[Data records]
◆ ◆ ◆ ◆ ◆ ◆ ◆

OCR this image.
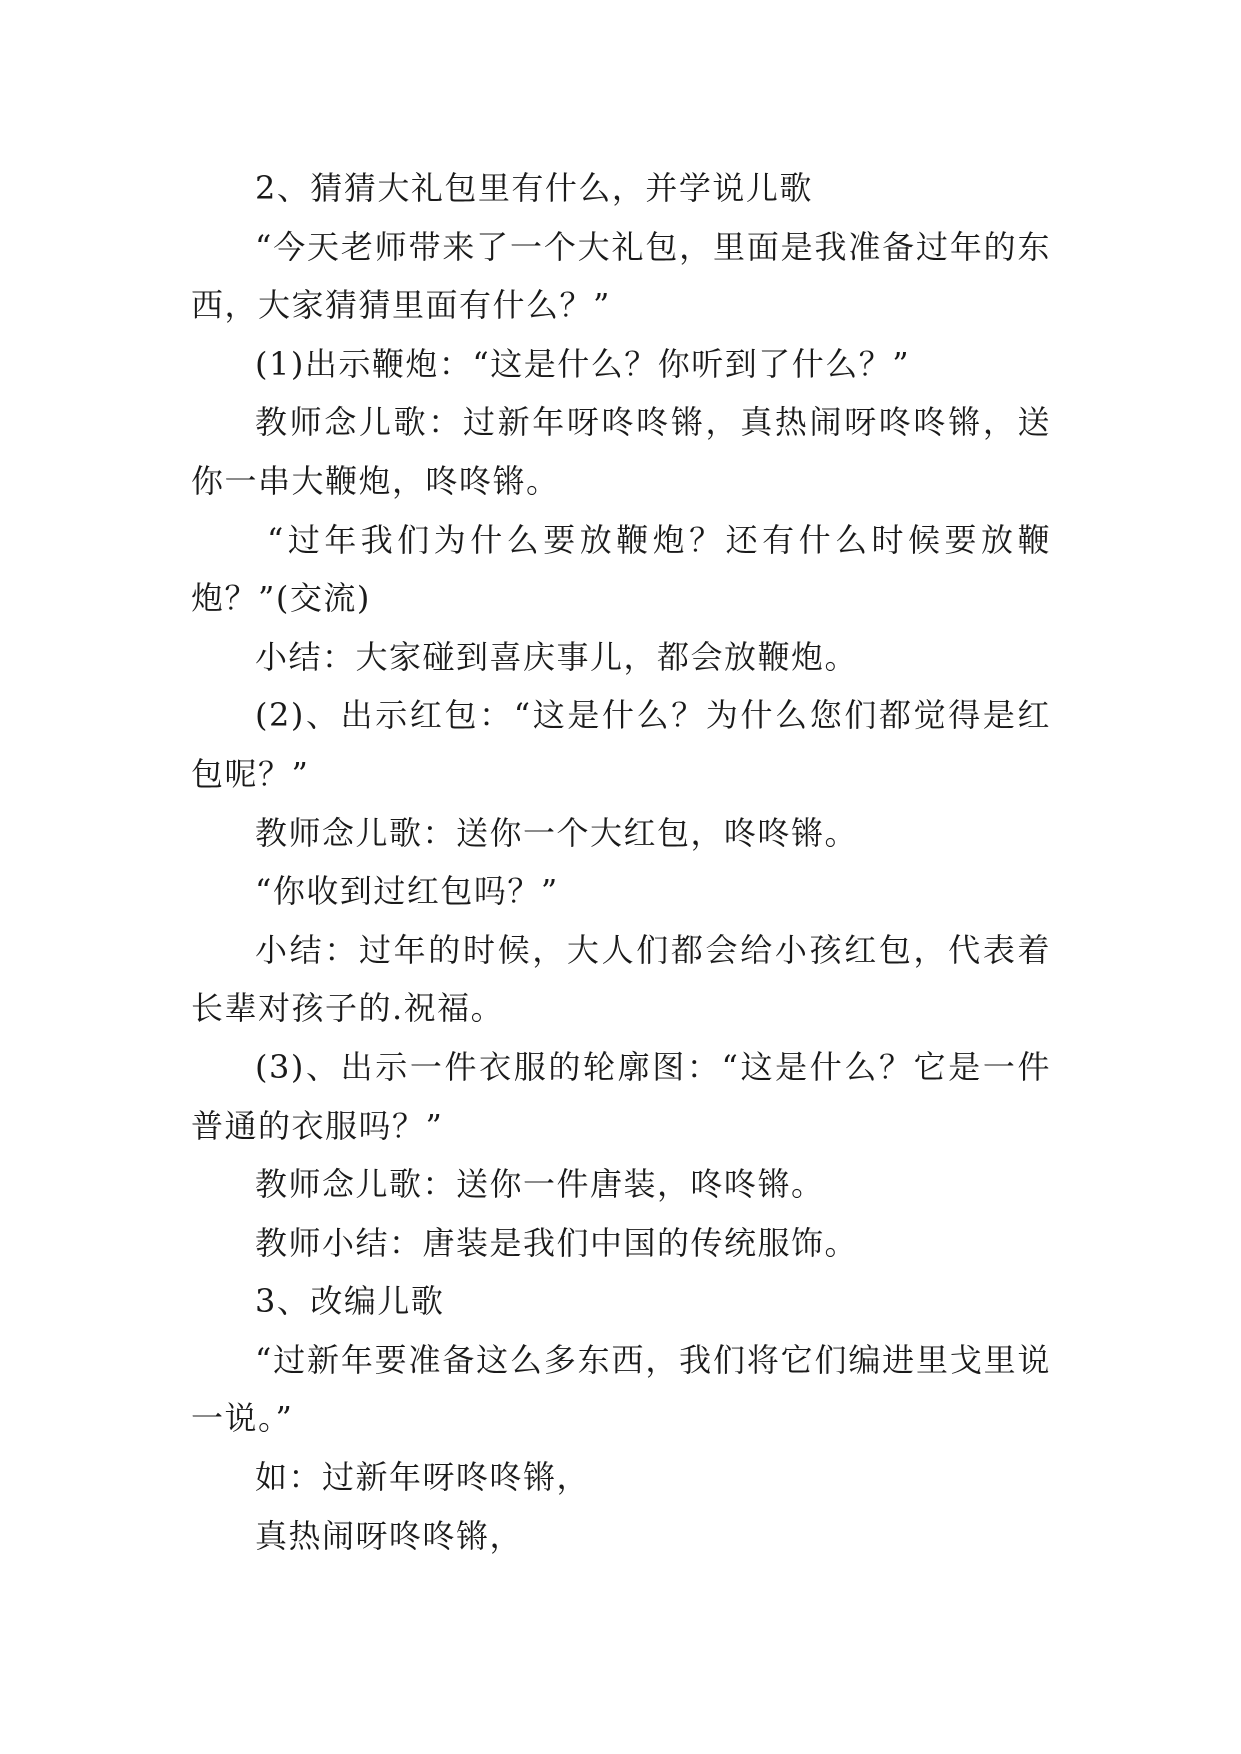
2、猜猜大礼包里有什么，并学说儿歌

“今天老师带来了一个大礼包，里面是我准备过年的东西，大家猜猜里面有什么？”

(1)出示鞭炮：“这是什么？你听到了什么？”

教师念儿歌：过新年呀咚咚锵，真热闹呀咚咚锵，送你一串大鞭炮，咚咚锵。

“过年我们为什么要放鞭炮？还有什么时候要放鞭炮？”(交流)

小结：大家碰到喜庆事儿，都会放鞭炮。

(2)、出示红包：“这是什么？为什么您们都觉得是红包呢？”

教师念儿歌：送你一个大红包，咚咚锵。

“你收到过红包吗？”

小结：过年的时候，大人们都会给小孩红包，代表着长辈对孩子的.祝福。

(3)、出示一件衣服的轮廓图：“这是什么？它是一件普通的衣服吗？”

教师念儿歌：送你一件唐装，咚咚锵。

教师小结：唐装是我们中国的传统服饰。

3、改编儿歌

“过新年要准备这么多东西，我们将它们编进里戈里说一说。”

如：过新年呀咚咚锵，

真热闹呀咚咚锵，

◆ ◆ ◆ ◆ ◆ ◆ ◆

Give back every line exactly as it stands, pictures excluded.

OCR this image.
2、猜猜大礼包里有什么，并学说儿歌

“今天老师带来了一个大礼包，里面是我准备过年的东西，大家猜猜里面有什么？”

(1)出示鞭炮：“这是什么？你听到了什么？”

教师念儿歌：过新年呀咚咚锵，真热闹呀咚咚锵，送你一串大鞭炮，咚咚锵。

“过年我们为什么要放鞭炮？还有什么时候要放鞭炮？”(交流)

小结：大家碰到喜庆事儿，都会放鞭炮。

(2)、出示红包：“这是什么？为什么您们都觉得是红包呢？”

教师念儿歌：送你一个大红包，咚咚锵。

“你收到过红包吗？”

小结：过年的时候，大人们都会给小孩红包，代表着长辈对孩子的.祝福。

(3)、出示一件衣服的轮廓图：“这是什么？它是一件普通的衣服吗？”

教师念儿歌：送你一件唐装，咚咚锵。

教师小结：唐装是我们中国的传统服饰。

3、改编儿歌

“过新年要准备这么多东西，我们将它们编进里戈里说一说。”

如：过新年呀咚咚锵，

真热闹呀咚咚锵，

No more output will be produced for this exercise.